OBJECTIVE: Find and copy each line of the records where the string "natives" shows up.

SUPPLIED RECORDS:
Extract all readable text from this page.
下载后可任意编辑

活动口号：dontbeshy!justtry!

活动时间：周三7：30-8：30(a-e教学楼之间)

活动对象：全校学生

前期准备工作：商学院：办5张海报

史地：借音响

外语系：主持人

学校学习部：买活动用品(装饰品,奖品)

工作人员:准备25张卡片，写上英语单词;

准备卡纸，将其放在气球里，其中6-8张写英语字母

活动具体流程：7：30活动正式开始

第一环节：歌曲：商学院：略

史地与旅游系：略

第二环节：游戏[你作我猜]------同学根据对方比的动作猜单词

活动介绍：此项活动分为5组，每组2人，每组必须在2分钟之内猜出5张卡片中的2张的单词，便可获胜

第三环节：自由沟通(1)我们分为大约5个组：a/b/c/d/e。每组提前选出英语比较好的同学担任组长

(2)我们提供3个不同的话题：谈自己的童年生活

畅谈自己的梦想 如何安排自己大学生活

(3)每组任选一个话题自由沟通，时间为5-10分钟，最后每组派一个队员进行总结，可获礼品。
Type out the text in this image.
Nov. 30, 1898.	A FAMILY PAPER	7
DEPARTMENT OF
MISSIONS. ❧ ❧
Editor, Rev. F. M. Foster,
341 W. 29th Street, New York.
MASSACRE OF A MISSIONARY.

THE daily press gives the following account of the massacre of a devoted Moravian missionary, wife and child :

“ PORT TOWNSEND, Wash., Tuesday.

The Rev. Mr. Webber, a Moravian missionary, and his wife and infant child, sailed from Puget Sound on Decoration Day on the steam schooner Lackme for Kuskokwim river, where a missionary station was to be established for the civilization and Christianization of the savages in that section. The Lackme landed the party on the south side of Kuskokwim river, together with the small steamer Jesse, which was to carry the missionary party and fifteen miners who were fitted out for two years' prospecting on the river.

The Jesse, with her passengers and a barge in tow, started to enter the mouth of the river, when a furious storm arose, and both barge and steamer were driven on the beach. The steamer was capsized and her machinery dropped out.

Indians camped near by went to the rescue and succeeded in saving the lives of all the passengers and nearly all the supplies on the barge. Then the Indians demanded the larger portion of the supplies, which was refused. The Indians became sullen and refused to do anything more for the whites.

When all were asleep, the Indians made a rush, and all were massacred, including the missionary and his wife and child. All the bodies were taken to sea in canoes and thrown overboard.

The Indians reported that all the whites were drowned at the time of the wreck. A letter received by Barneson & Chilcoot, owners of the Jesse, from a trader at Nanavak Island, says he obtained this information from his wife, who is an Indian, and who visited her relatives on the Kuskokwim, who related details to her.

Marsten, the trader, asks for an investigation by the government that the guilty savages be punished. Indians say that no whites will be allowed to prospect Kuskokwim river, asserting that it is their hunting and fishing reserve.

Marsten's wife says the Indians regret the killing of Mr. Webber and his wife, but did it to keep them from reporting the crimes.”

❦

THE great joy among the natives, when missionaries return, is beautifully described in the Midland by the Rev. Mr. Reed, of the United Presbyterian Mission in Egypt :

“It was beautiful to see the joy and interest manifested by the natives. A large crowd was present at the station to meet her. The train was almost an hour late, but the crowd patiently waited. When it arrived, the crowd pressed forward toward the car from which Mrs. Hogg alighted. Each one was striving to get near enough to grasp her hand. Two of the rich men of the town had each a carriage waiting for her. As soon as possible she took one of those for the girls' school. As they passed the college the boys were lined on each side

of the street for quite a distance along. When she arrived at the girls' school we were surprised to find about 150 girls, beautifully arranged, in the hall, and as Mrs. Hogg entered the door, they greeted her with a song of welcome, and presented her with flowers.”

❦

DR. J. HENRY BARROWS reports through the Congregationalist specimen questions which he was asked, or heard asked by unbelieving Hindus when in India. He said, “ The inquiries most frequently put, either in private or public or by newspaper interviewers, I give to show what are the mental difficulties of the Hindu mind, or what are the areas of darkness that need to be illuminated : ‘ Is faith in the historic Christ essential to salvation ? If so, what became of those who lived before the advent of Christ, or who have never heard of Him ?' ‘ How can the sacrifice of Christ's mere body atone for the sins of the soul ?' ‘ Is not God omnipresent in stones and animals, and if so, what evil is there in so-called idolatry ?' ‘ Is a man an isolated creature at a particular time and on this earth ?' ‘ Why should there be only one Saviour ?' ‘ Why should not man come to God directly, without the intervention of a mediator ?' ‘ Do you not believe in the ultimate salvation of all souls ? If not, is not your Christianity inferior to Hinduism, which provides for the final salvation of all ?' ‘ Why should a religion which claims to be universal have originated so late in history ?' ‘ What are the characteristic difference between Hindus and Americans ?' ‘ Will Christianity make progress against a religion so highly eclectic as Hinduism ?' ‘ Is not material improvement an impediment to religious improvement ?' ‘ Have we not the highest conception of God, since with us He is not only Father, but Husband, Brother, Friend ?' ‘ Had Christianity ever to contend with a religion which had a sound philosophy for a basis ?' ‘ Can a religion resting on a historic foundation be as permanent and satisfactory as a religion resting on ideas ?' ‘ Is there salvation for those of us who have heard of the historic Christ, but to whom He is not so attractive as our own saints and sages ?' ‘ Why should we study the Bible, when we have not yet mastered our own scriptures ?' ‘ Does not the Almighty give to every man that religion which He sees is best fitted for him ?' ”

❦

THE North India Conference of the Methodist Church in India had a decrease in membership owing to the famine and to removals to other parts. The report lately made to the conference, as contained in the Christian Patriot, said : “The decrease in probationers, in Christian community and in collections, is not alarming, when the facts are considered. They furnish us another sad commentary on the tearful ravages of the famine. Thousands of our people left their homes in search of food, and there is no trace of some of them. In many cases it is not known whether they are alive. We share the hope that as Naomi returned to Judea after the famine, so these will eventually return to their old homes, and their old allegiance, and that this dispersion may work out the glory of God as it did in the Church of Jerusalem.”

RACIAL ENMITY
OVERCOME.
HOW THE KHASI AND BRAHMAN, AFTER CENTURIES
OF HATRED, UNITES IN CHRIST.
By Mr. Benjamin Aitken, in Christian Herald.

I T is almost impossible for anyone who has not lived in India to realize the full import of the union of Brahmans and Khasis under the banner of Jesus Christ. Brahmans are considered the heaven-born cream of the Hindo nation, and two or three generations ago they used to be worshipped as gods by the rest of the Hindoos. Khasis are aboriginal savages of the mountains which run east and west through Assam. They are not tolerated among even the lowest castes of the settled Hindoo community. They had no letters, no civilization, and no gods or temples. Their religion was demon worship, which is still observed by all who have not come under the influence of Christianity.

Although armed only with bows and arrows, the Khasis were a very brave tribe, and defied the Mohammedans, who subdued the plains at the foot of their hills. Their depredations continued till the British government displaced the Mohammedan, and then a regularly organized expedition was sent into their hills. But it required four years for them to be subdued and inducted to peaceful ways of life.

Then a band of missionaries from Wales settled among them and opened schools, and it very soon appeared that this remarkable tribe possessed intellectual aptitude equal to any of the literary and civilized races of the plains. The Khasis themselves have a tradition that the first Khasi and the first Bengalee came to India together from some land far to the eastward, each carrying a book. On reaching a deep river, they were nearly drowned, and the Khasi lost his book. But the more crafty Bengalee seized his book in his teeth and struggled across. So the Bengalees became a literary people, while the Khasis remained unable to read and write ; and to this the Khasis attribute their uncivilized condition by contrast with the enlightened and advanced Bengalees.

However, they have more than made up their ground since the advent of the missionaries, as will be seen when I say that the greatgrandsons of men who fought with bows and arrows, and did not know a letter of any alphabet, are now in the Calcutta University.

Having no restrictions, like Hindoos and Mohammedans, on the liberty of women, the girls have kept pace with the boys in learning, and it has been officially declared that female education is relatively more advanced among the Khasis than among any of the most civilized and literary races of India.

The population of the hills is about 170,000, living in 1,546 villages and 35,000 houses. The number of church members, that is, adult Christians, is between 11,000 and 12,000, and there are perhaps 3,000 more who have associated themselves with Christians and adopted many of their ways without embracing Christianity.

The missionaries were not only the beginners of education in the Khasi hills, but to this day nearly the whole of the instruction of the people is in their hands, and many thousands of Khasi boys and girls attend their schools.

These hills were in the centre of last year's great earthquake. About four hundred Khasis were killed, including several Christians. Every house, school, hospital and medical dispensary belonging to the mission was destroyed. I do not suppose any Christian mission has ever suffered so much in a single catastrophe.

IN RESPONSE:
THE great joy among the natives, when missionaries return, is beautifully described in the Midland by the Rev. Mr. Reed, of the United Presbyterian Mission in Egypt :
“It was beautiful to see the joy and interest manifested by the natives. A large crowd was present at the station to meet her. The train was almost an hour late, but the crowd patiently waited. When it arrived, the crowd pressed forward toward the car from which Mrs. Hogg alighted. Each one was striving to get near enough to grasp her hand. Two of the rich men of the town had each a carriage waiting for her. As soon as possible she took one of those for the girls' school. As they passed the college the boys were lined on each side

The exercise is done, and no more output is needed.